Data listing:
• • • • • • •

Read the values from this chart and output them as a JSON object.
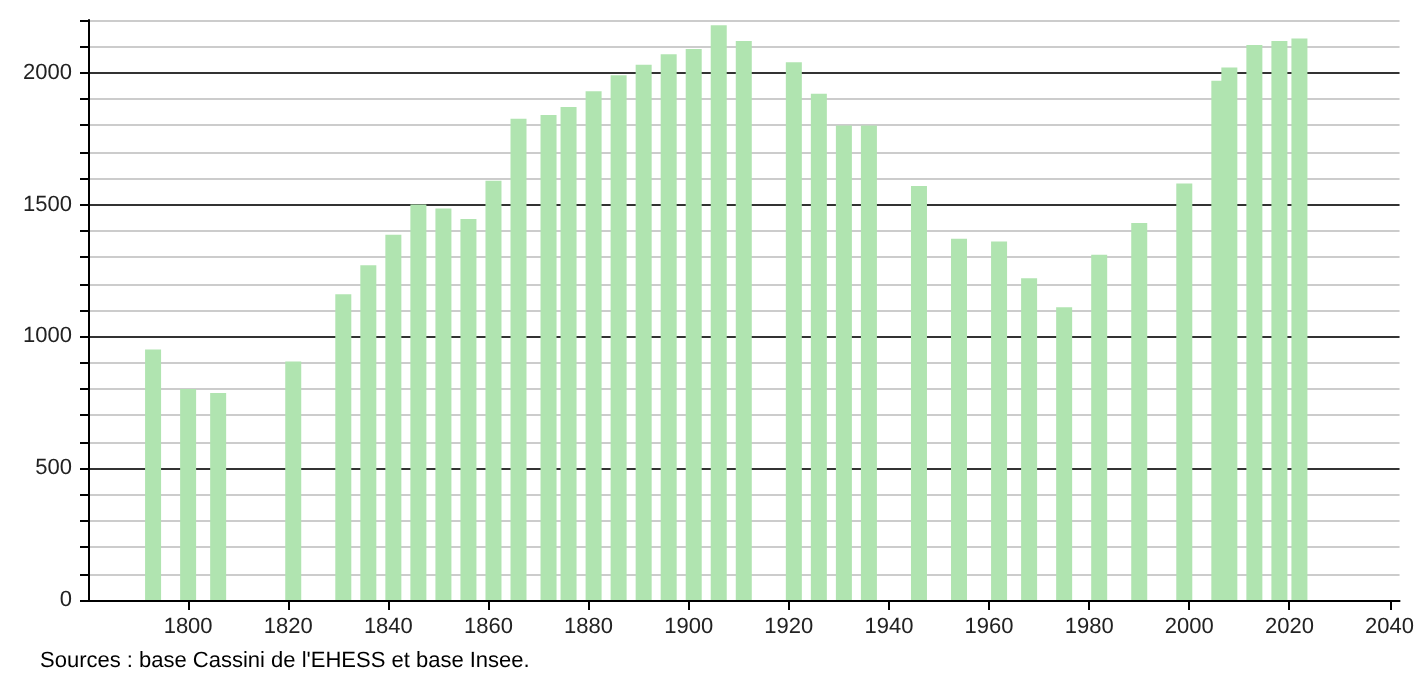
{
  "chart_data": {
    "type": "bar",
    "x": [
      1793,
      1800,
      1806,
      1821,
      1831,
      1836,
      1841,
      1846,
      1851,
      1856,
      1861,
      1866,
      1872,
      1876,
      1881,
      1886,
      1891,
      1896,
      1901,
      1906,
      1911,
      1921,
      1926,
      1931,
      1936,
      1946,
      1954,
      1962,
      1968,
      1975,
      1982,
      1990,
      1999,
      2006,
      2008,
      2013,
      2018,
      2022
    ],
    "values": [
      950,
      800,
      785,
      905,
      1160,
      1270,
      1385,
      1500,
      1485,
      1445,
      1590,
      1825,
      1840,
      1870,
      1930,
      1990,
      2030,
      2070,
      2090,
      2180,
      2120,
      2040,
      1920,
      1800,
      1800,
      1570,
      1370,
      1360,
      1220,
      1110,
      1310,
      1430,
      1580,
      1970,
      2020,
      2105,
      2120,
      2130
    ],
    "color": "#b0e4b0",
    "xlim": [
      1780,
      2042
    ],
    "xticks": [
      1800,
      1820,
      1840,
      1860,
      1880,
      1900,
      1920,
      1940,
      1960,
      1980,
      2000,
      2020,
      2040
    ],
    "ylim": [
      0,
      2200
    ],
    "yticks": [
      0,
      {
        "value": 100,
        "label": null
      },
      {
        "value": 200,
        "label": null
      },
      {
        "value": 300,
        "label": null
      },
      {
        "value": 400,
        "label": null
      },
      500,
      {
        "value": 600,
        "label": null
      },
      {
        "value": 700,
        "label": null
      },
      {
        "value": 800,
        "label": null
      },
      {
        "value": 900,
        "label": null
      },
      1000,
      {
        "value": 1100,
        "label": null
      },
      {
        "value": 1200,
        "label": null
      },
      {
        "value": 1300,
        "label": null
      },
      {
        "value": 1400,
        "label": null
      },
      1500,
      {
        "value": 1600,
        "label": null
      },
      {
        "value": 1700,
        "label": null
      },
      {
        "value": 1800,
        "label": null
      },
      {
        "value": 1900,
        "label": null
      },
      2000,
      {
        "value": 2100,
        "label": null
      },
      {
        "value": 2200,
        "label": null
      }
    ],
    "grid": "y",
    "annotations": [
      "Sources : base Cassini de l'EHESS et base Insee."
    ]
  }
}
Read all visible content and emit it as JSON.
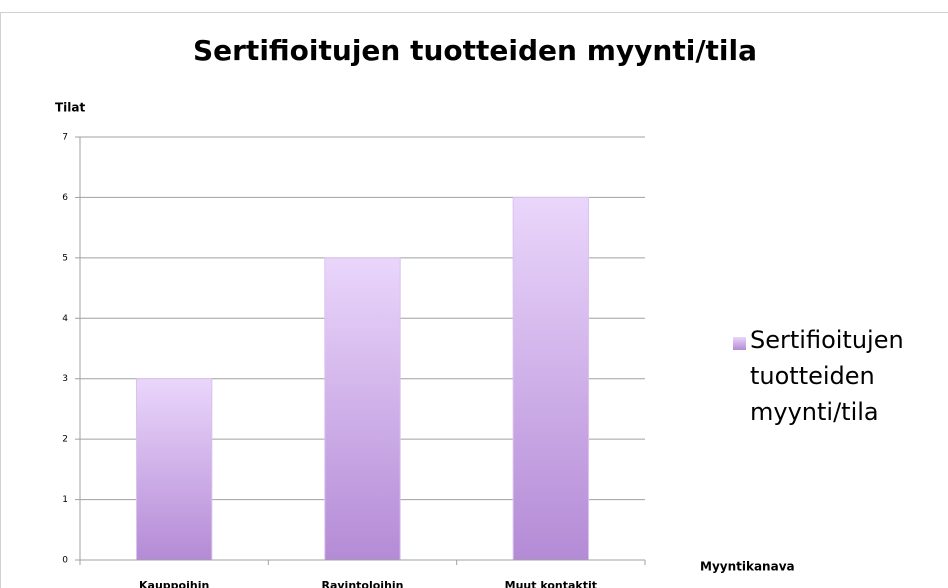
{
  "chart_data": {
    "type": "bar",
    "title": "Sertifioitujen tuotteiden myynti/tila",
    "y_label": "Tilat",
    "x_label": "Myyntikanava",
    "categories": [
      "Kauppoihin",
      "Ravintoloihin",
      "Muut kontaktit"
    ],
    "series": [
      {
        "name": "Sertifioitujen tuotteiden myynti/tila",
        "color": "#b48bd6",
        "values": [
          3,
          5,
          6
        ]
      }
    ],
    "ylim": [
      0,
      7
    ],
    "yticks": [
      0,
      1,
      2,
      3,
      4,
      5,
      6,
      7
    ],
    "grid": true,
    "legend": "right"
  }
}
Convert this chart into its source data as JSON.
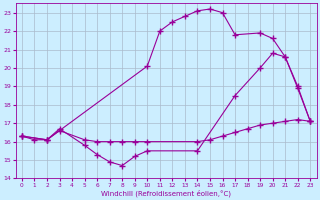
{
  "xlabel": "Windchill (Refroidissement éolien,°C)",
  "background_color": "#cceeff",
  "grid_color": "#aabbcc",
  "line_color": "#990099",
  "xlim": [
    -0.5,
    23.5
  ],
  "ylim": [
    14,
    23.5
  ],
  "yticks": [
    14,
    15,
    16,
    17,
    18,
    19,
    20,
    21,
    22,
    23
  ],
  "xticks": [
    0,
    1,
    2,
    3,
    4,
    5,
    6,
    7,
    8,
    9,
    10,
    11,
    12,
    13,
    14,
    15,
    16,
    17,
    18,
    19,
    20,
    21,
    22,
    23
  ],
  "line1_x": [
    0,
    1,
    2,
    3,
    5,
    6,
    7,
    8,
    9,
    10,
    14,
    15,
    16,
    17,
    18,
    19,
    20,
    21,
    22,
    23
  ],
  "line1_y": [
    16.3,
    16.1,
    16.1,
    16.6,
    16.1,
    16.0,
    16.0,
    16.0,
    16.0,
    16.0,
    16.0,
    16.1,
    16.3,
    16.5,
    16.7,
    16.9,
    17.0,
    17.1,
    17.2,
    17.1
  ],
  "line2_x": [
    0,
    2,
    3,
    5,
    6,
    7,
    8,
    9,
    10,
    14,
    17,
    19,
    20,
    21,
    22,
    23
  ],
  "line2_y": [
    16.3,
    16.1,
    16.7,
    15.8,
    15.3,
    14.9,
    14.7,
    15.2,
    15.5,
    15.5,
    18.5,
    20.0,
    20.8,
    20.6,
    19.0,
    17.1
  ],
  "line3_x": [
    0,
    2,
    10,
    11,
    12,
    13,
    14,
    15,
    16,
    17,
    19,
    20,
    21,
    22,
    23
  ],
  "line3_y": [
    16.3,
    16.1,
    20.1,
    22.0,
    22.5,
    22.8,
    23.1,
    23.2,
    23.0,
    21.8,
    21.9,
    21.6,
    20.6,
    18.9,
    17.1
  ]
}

• • • • • • •

### YOUR OBJECTIVE:
Give all the entries again exactly, dropping each picture.

### CORRECT RESPONSE:
Read the values from this chart and output them as a JSON object.
{
  "chart_data": {
    "type": "bar",
    "x": [
      1793,
      1800,
      1806,
      1821,
      1831,
      1836,
      1841,
      1846,
      1851,
      1856,
      1861,
      1866,
      1872,
      1876,
      1881,
      1886,
      1891,
      1896,
      1901,
      1906,
      1911,
      1921,
      1926,
      1931,
      1936,
      1946,
      1954,
      1962,
      1968,
      1975,
      1982,
      1990,
      1999,
      2006,
      2008,
      2013,
      2018,
      2022
    ],
    "values": [
      950,
      800,
      785,
      905,
      1160,
      1270,
      1385,
      1500,
      1485,
      1445,
      1590,
      1825,
      1840,
      1870,
      1930,
      1990,
      2030,
      2070,
      2090,
      2180,
      2120,
      2040,
      1920,
      1800,
      1800,
      1570,
      1370,
      1360,
      1220,
      1110,
      1310,
      1430,
      1580,
      1970,
      2020,
      2105,
      2120,
      2130
    ],
    "color": "#b0e4b0",
    "xlim": [
      1780,
      2042
    ],
    "xticks": [
      1800,
      1820,
      1840,
      1860,
      1880,
      1900,
      1920,
      1940,
      1960,
      1980,
      2000,
      2020,
      2040
    ],
    "ylim": [
      0,
      2200
    ],
    "yticks": [
      0,
      {
        "value": 100,
        "label": null
      },
      {
        "value": 200,
        "label": null
      },
      {
        "value": 300,
        "label": null
      },
      {
        "value": 400,
        "label": null
      },
      500,
      {
        "value": 600,
        "label": null
      },
      {
        "value": 700,
        "label": null
      },
      {
        "value": 800,
        "label": null
      },
      {
        "value": 900,
        "label": null
      },
      1000,
      {
        "value": 1100,
        "label": null
      },
      {
        "value": 1200,
        "label": null
      },
      {
        "value": 1300,
        "label": null
      },
      {
        "value": 1400,
        "label": null
      },
      1500,
      {
        "value": 1600,
        "label": null
      },
      {
        "value": 1700,
        "label": null
      },
      {
        "value": 1800,
        "label": null
      },
      {
        "value": 1900,
        "label": null
      },
      2000,
      {
        "value": 2100,
        "label": null
      },
      {
        "value": 2200,
        "label": null
      }
    ],
    "grid": "y",
    "annotations": [
      "Sources : base Cassini de l'EHESS et base Insee."
    ]
  }
}
Read all visible content and emit it as JSON.
{
  "chart_data": {
    "type": "bar",
    "title": "Sertifioitujen tuotteiden myynti/tila",
    "y_label": "Tilat",
    "x_label": "Myyntikanava",
    "categories": [
      "Kauppoihin",
      "Ravintoloihin",
      "Muut kontaktit"
    ],
    "series": [
      {
        "name": "Sertifioitujen tuotteiden myynti/tila",
        "color": "#b48bd6",
        "values": [
          3,
          5,
          6
        ]
      }
    ],
    "ylim": [
      0,
      7
    ],
    "yticks": [
      0,
      1,
      2,
      3,
      4,
      5,
      6,
      7
    ],
    "grid": true,
    "legend": "right"
  }
}
Convert this chart into its source data as JSON.
{
  "xlabel": "Windchill (Refroidissement éolien,°C)",
  "background_color": "#cceeff",
  "grid_color": "#aabbcc",
  "line_color": "#990099",
  "xlim": [
    -0.5,
    23.5
  ],
  "ylim": [
    14,
    23.5
  ],
  "yticks": [
    14,
    15,
    16,
    17,
    18,
    19,
    20,
    21,
    22,
    23
  ],
  "xticks": [
    0,
    1,
    2,
    3,
    4,
    5,
    6,
    7,
    8,
    9,
    10,
    11,
    12,
    13,
    14,
    15,
    16,
    17,
    18,
    19,
    20,
    21,
    22,
    23
  ],
  "line1_x": [
    0,
    1,
    2,
    3,
    5,
    6,
    7,
    8,
    9,
    10,
    14,
    15,
    16,
    17,
    18,
    19,
    20,
    21,
    22,
    23
  ],
  "line1_y": [
    16.3,
    16.1,
    16.1,
    16.6,
    16.1,
    16.0,
    16.0,
    16.0,
    16.0,
    16.0,
    16.0,
    16.1,
    16.3,
    16.5,
    16.7,
    16.9,
    17.0,
    17.1,
    17.2,
    17.1
  ],
  "line2_x": [
    0,
    2,
    3,
    5,
    6,
    7,
    8,
    9,
    10,
    14,
    17,
    19,
    20,
    21,
    22,
    23
  ],
  "line2_y": [
    16.3,
    16.1,
    16.7,
    15.8,
    15.3,
    14.9,
    14.7,
    15.2,
    15.5,
    15.5,
    18.5,
    20.0,
    20.8,
    20.6,
    19.0,
    17.1
  ],
  "line3_x": [
    0,
    2,
    10,
    11,
    12,
    13,
    14,
    15,
    16,
    17,
    19,
    20,
    21,
    22,
    23
  ],
  "line3_y": [
    16.3,
    16.1,
    20.1,
    22.0,
    22.5,
    22.8,
    23.1,
    23.2,
    23.0,
    21.8,
    21.9,
    21.6,
    20.6,
    18.9,
    17.1
  ]
}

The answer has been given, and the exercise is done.